- **Exercise aim**: Copy every line that contains the string "Open" from the entries below.

• • • • •

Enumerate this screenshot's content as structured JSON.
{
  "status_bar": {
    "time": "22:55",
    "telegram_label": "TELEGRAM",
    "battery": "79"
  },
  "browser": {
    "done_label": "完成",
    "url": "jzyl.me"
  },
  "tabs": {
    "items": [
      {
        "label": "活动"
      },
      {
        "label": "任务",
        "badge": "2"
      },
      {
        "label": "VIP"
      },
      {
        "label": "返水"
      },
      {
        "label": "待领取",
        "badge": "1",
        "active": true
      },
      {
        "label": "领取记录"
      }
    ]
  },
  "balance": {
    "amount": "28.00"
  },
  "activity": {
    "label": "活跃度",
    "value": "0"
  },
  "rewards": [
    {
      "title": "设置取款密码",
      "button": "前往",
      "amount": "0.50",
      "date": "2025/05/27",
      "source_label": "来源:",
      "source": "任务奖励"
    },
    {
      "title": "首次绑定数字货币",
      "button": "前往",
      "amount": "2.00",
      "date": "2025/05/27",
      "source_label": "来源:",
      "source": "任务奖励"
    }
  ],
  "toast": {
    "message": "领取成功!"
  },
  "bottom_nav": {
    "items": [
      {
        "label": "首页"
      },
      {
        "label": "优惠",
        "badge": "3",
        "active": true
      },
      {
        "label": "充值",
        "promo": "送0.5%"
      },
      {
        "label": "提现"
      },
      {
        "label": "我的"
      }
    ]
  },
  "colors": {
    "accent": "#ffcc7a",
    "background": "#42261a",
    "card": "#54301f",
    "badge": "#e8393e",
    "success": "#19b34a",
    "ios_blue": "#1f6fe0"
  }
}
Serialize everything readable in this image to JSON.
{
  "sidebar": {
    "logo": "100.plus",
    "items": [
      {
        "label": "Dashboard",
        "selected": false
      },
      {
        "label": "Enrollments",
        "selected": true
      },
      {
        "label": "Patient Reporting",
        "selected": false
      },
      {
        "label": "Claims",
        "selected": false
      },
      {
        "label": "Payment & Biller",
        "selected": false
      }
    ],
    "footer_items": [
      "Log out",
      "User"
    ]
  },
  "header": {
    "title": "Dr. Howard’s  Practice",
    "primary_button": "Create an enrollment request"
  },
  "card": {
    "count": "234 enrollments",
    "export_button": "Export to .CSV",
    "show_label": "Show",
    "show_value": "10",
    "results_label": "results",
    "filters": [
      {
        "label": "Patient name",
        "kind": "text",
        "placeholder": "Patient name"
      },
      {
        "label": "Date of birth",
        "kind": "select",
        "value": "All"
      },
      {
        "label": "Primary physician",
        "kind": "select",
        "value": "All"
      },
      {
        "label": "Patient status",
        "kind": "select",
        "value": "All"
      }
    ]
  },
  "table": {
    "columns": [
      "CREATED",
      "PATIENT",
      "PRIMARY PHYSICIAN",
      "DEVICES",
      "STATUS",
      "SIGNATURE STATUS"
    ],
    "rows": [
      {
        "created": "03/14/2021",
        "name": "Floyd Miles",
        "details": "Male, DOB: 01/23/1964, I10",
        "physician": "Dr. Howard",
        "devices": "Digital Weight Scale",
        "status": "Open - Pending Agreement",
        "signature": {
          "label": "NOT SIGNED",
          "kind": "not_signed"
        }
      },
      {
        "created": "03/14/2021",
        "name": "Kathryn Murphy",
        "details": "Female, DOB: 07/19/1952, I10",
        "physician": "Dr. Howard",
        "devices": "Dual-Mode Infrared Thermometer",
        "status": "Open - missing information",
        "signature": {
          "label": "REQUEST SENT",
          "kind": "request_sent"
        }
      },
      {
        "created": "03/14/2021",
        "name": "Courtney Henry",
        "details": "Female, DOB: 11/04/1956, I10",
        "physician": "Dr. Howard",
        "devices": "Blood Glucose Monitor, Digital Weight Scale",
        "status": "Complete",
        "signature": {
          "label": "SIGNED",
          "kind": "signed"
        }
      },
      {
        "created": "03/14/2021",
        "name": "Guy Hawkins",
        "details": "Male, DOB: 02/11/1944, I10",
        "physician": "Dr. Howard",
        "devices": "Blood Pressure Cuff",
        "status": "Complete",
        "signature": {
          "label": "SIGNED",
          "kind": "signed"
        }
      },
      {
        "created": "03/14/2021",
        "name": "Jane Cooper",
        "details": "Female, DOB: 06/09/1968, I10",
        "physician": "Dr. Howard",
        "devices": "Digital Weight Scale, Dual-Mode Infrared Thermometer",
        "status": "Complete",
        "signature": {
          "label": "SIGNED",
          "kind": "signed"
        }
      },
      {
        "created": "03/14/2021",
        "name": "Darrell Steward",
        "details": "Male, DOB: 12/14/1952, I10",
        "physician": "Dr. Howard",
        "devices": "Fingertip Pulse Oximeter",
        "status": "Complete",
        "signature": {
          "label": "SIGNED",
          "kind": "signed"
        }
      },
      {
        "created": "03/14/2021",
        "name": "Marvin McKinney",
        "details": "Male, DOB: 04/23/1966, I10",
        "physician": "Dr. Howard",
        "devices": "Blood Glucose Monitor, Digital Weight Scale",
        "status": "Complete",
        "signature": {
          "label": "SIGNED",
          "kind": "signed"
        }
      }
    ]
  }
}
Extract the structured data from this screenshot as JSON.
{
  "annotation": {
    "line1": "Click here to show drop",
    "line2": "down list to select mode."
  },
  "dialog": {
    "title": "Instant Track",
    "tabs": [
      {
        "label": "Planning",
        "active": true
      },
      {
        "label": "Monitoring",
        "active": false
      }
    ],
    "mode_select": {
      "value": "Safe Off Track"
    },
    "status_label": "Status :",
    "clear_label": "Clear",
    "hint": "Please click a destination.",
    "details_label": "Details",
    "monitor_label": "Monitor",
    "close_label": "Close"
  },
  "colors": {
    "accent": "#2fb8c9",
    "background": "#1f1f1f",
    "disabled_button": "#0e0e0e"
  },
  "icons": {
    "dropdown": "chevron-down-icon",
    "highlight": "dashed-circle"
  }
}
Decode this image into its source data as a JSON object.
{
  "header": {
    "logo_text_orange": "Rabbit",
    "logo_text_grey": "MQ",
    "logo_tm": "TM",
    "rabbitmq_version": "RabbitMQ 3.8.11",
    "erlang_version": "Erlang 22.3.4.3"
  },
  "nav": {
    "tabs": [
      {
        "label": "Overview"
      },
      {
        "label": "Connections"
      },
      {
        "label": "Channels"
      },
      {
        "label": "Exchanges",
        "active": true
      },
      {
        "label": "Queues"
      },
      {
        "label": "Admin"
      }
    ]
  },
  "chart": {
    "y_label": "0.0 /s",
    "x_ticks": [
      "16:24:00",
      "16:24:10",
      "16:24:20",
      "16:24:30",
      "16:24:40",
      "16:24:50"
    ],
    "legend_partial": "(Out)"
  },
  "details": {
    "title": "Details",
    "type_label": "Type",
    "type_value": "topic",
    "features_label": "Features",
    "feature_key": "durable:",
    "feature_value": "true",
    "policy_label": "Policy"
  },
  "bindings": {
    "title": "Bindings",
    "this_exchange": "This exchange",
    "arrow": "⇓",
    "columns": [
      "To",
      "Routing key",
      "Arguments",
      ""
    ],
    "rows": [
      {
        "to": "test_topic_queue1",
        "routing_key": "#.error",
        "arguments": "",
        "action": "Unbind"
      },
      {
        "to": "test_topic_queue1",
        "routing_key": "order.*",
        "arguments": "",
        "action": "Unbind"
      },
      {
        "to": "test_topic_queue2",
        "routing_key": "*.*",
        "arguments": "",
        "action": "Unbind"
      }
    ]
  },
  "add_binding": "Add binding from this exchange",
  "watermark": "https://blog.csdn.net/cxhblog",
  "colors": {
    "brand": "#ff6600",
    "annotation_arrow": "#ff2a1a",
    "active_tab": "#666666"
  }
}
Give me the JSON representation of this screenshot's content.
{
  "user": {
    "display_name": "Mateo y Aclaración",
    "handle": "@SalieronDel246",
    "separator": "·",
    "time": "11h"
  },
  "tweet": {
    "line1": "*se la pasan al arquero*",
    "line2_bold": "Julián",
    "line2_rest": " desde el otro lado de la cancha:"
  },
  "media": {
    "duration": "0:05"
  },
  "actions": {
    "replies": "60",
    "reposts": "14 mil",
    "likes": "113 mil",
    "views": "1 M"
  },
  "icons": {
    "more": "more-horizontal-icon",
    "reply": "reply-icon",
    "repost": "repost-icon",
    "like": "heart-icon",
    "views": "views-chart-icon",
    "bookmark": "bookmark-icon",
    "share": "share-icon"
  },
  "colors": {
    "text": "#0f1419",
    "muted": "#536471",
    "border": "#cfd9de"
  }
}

• • • • •

- **Solved exercise**:
        "status": "Open - Pending Agreement",
        "status": "Open - missing information",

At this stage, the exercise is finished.